⟨
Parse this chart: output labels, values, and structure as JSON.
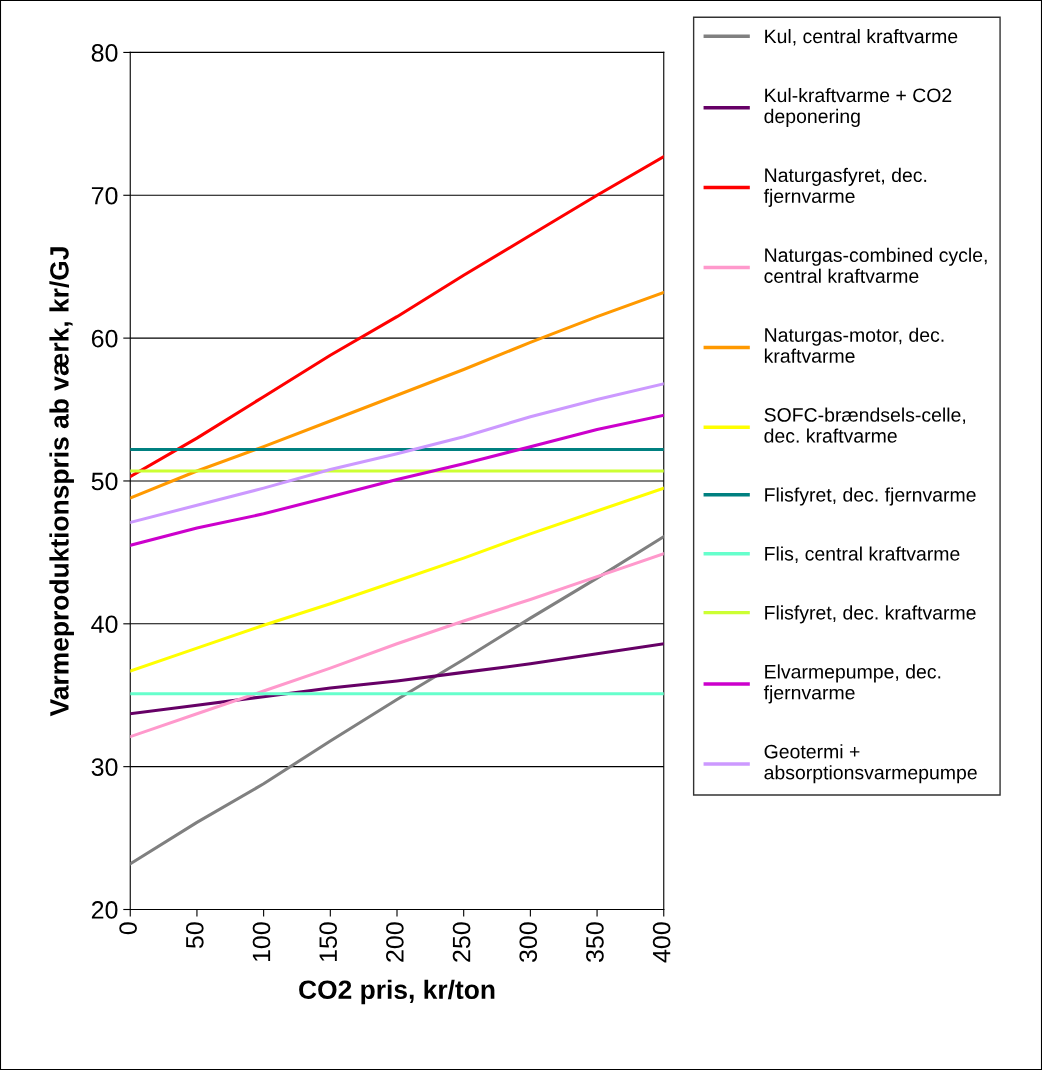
{
  "chart_data": {
    "type": "line",
    "xlabel": "CO2 pris, kr/ton",
    "ylabel": "Varmeproduktionspris ab værk, kr/GJ",
    "x": [
      0,
      50,
      100,
      150,
      200,
      250,
      300,
      350,
      400
    ],
    "xlim": [
      0,
      400
    ],
    "xticks": [
      0,
      50,
      100,
      150,
      200,
      250,
      300,
      350,
      400
    ],
    "ylim": [
      20,
      80
    ],
    "yticks": [
      20,
      30,
      40,
      50,
      60,
      70,
      80
    ],
    "grid": "y",
    "legend": "right",
    "marker": "none",
    "line_style": "solid",
    "series": [
      {
        "name": "Kul, central kraftvarme",
        "color": "#808080",
        "values": [
          23.2,
          26.1,
          28.8,
          31.8,
          34.7,
          37.5,
          40.4,
          43.2,
          46.1
        ]
      },
      {
        "name": "Kul-kraftvarme + CO2\ndeponering",
        "color": "#660066",
        "values": [
          33.7,
          34.3,
          34.9,
          35.5,
          36.0,
          36.6,
          37.2,
          37.9,
          38.6
        ]
      },
      {
        "name": "Naturgasfyret, dec.\nfjernvarme",
        "color": "#ff0000",
        "values": [
          50.3,
          53.0,
          55.9,
          58.8,
          61.5,
          64.4,
          67.2,
          70.0,
          72.7
        ]
      },
      {
        "name": "Naturgas-combined cycle,\ncentral kraftvarme",
        "color": "#ff99cc",
        "values": [
          32.1,
          33.7,
          35.3,
          36.9,
          38.6,
          40.2,
          41.7,
          43.3,
          44.9
        ]
      },
      {
        "name": "Naturgas-motor, dec.\nkraftvarme",
        "color": "#ff9900",
        "values": [
          48.8,
          50.7,
          52.4,
          54.2,
          56.0,
          57.8,
          59.7,
          61.5,
          63.2
        ]
      },
      {
        "name": "SOFC-brændsels-celle,\ndec. kraftvarme",
        "color": "#ffff00",
        "values": [
          36.7,
          38.3,
          39.9,
          41.4,
          43.0,
          44.6,
          46.3,
          47.9,
          49.5
        ]
      },
      {
        "name": "Flisfyret, dec. fjernvarme",
        "color": "#008080",
        "values": [
          52.2,
          52.2,
          52.2,
          52.2,
          52.2,
          52.2,
          52.2,
          52.2,
          52.2
        ]
      },
      {
        "name": "Flis, central kraftvarme",
        "color": "#66ffcc",
        "values": [
          35.1,
          35.1,
          35.1,
          35.1,
          35.1,
          35.1,
          35.1,
          35.1,
          35.1
        ]
      },
      {
        "name": "Flisfyret, dec. kraftvarme",
        "color": "#ccff33",
        "values": [
          50.7,
          50.7,
          50.7,
          50.7,
          50.7,
          50.7,
          50.7,
          50.7,
          50.7
        ]
      },
      {
        "name": "Elvarmepumpe, dec.\nfjernvarme",
        "color": "#cc00cc",
        "values": [
          45.5,
          46.7,
          47.7,
          48.9,
          50.1,
          51.2,
          52.4,
          53.6,
          54.6
        ]
      },
      {
        "name": "Geotermi +\nabsorptionsvarmepumpe",
        "color": "#cc99ff",
        "values": [
          47.1,
          48.3,
          49.5,
          50.8,
          51.9,
          53.1,
          54.5,
          55.7,
          56.8
        ]
      }
    ]
  }
}
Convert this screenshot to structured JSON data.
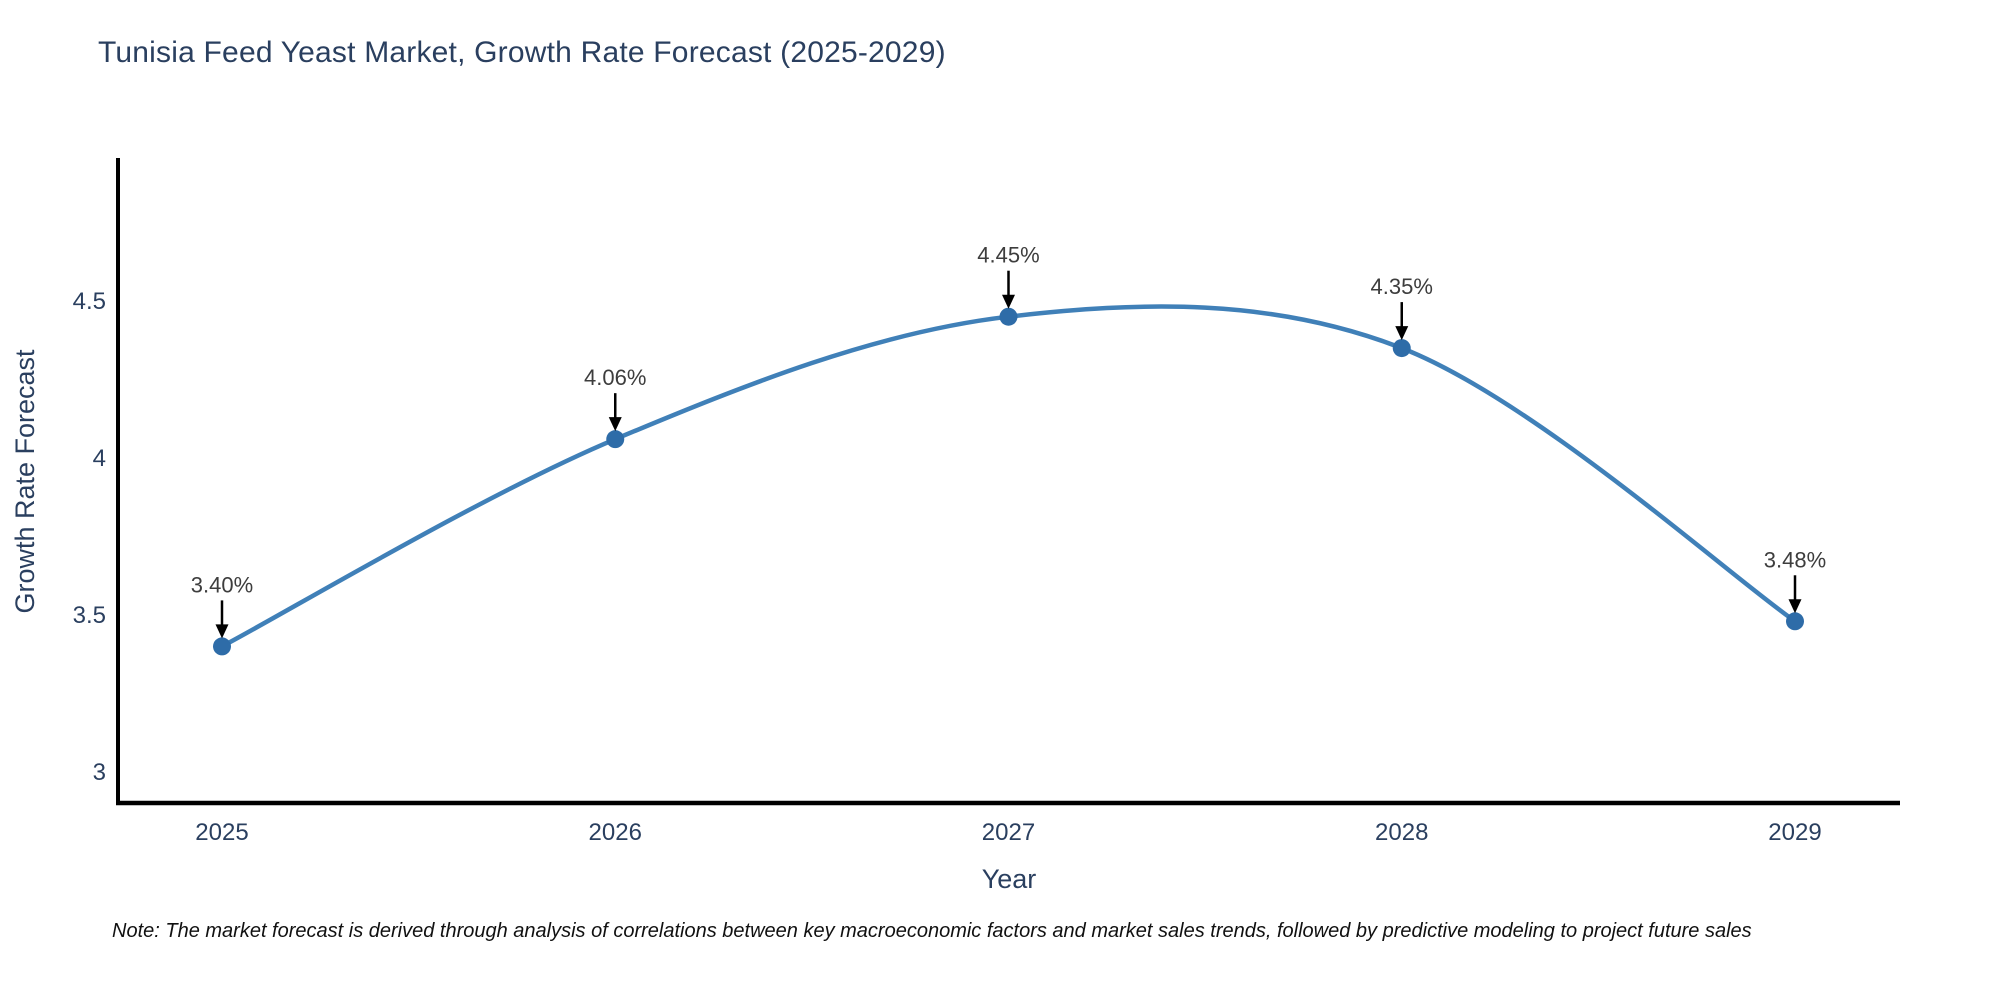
{
  "title": "Tunisia Feed Yeast Market, Growth Rate Forecast (2025-2029)",
  "footnote": "Note: The market forecast is derived through analysis of correlations between key macroeconomic factors and market sales trends, followed by predictive modeling to project future sales",
  "chart_data": {
    "type": "line",
    "title": "Tunisia Feed Yeast Market, Growth Rate Forecast (2025-2029)",
    "xlabel": "Year",
    "ylabel": "Growth Rate Forecast",
    "categories": [
      "2025",
      "2026",
      "2027",
      "2028",
      "2029"
    ],
    "series": [
      {
        "name": "Growth Rate Forecast",
        "values": [
          3.4,
          4.06,
          4.45,
          4.35,
          3.48
        ]
      }
    ],
    "point_labels": [
      "3.40%",
      "4.06%",
      "4.45%",
      "4.35%",
      "3.48%"
    ],
    "yticks": [
      3,
      3.5,
      4,
      4.5
    ],
    "ylim": [
      2.9,
      4.95
    ],
    "line_shape": "spline",
    "grid": false,
    "legend_position": "none",
    "colors": {
      "line": "#4080b8",
      "marker": "#2e6ca8",
      "arrow": "#000000",
      "point_label": "#3d3d3d",
      "axis_line": "#000000",
      "tick_label": "#2a3f5f",
      "axis_title": "#2a3f5f",
      "title": "#2a3f5f",
      "background": "#ffffff"
    }
  }
}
⟩
Copy every record above exactly, leaving out any pictures.

Parse this chart: output labels, values, and structure as JSON.
{
  "chart_data": {
    "type": "line",
    "xlabel": "CO2 pris, kr/ton",
    "ylabel": "Varmeproduktionspris ab værk, kr/GJ",
    "x": [
      0,
      50,
      100,
      150,
      200,
      250,
      300,
      350,
      400
    ],
    "xlim": [
      0,
      400
    ],
    "xticks": [
      0,
      50,
      100,
      150,
      200,
      250,
      300,
      350,
      400
    ],
    "ylim": [
      20,
      80
    ],
    "yticks": [
      20,
      30,
      40,
      50,
      60,
      70,
      80
    ],
    "grid": "y",
    "legend": "right",
    "marker": "none",
    "line_style": "solid",
    "series": [
      {
        "name": "Kul, central kraftvarme",
        "color": "#808080",
        "values": [
          23.2,
          26.1,
          28.8,
          31.8,
          34.7,
          37.5,
          40.4,
          43.2,
          46.1
        ]
      },
      {
        "name": "Kul-kraftvarme + CO2\ndeponering",
        "color": "#660066",
        "values": [
          33.7,
          34.3,
          34.9,
          35.5,
          36.0,
          36.6,
          37.2,
          37.9,
          38.6
        ]
      },
      {
        "name": "Naturgasfyret, dec.\nfjernvarme",
        "color": "#ff0000",
        "values": [
          50.3,
          53.0,
          55.9,
          58.8,
          61.5,
          64.4,
          67.2,
          70.0,
          72.7
        ]
      },
      {
        "name": "Naturgas-combined cycle,\ncentral kraftvarme",
        "color": "#ff99cc",
        "values": [
          32.1,
          33.7,
          35.3,
          36.9,
          38.6,
          40.2,
          41.7,
          43.3,
          44.9
        ]
      },
      {
        "name": "Naturgas-motor, dec.\nkraftvarme",
        "color": "#ff9900",
        "values": [
          48.8,
          50.7,
          52.4,
          54.2,
          56.0,
          57.8,
          59.7,
          61.5,
          63.2
        ]
      },
      {
        "name": "SOFC-brændsels-celle,\ndec. kraftvarme",
        "color": "#ffff00",
        "values": [
          36.7,
          38.3,
          39.9,
          41.4,
          43.0,
          44.6,
          46.3,
          47.9,
          49.5
        ]
      },
      {
        "name": "Flisfyret, dec. fjernvarme",
        "color": "#008080",
        "values": [
          52.2,
          52.2,
          52.2,
          52.2,
          52.2,
          52.2,
          52.2,
          52.2,
          52.2
        ]
      },
      {
        "name": "Flis, central kraftvarme",
        "color": "#66ffcc",
        "values": [
          35.1,
          35.1,
          35.1,
          35.1,
          35.1,
          35.1,
          35.1,
          35.1,
          35.1
        ]
      },
      {
        "name": "Flisfyret, dec. kraftvarme",
        "color": "#ccff33",
        "values": [
          50.7,
          50.7,
          50.7,
          50.7,
          50.7,
          50.7,
          50.7,
          50.7,
          50.7
        ]
      },
      {
        "name": "Elvarmepumpe, dec.\nfjernvarme",
        "color": "#cc00cc",
        "values": [
          45.5,
          46.7,
          47.7,
          48.9,
          50.1,
          51.2,
          52.4,
          53.6,
          54.6
        ]
      },
      {
        "name": "Geotermi +\nabsorptionsvarmepumpe",
        "color": "#cc99ff",
        "values": [
          47.1,
          48.3,
          49.5,
          50.8,
          51.9,
          53.1,
          54.5,
          55.7,
          56.8
        ]
      }
    ]
  }
}
Convert this screenshot to structured JSON data.
{
  "title": "Tunisia Feed Yeast Market, Growth Rate Forecast (2025-2029)",
  "footnote": "Note: The market forecast is derived through analysis of correlations between key macroeconomic factors and market sales trends, followed by predictive modeling to project future sales",
  "chart_data": {
    "type": "line",
    "title": "Tunisia Feed Yeast Market, Growth Rate Forecast (2025-2029)",
    "xlabel": "Year",
    "ylabel": "Growth Rate Forecast",
    "categories": [
      "2025",
      "2026",
      "2027",
      "2028",
      "2029"
    ],
    "series": [
      {
        "name": "Growth Rate Forecast",
        "values": [
          3.4,
          4.06,
          4.45,
          4.35,
          3.48
        ]
      }
    ],
    "point_labels": [
      "3.40%",
      "4.06%",
      "4.45%",
      "4.35%",
      "3.48%"
    ],
    "yticks": [
      3,
      3.5,
      4,
      4.5
    ],
    "ylim": [
      2.9,
      4.95
    ],
    "line_shape": "spline",
    "grid": false,
    "legend_position": "none",
    "colors": {
      "line": "#4080b8",
      "marker": "#2e6ca8",
      "arrow": "#000000",
      "point_label": "#3d3d3d",
      "axis_line": "#000000",
      "tick_label": "#2a3f5f",
      "axis_title": "#2a3f5f",
      "title": "#2a3f5f",
      "background": "#ffffff"
    }
  }
}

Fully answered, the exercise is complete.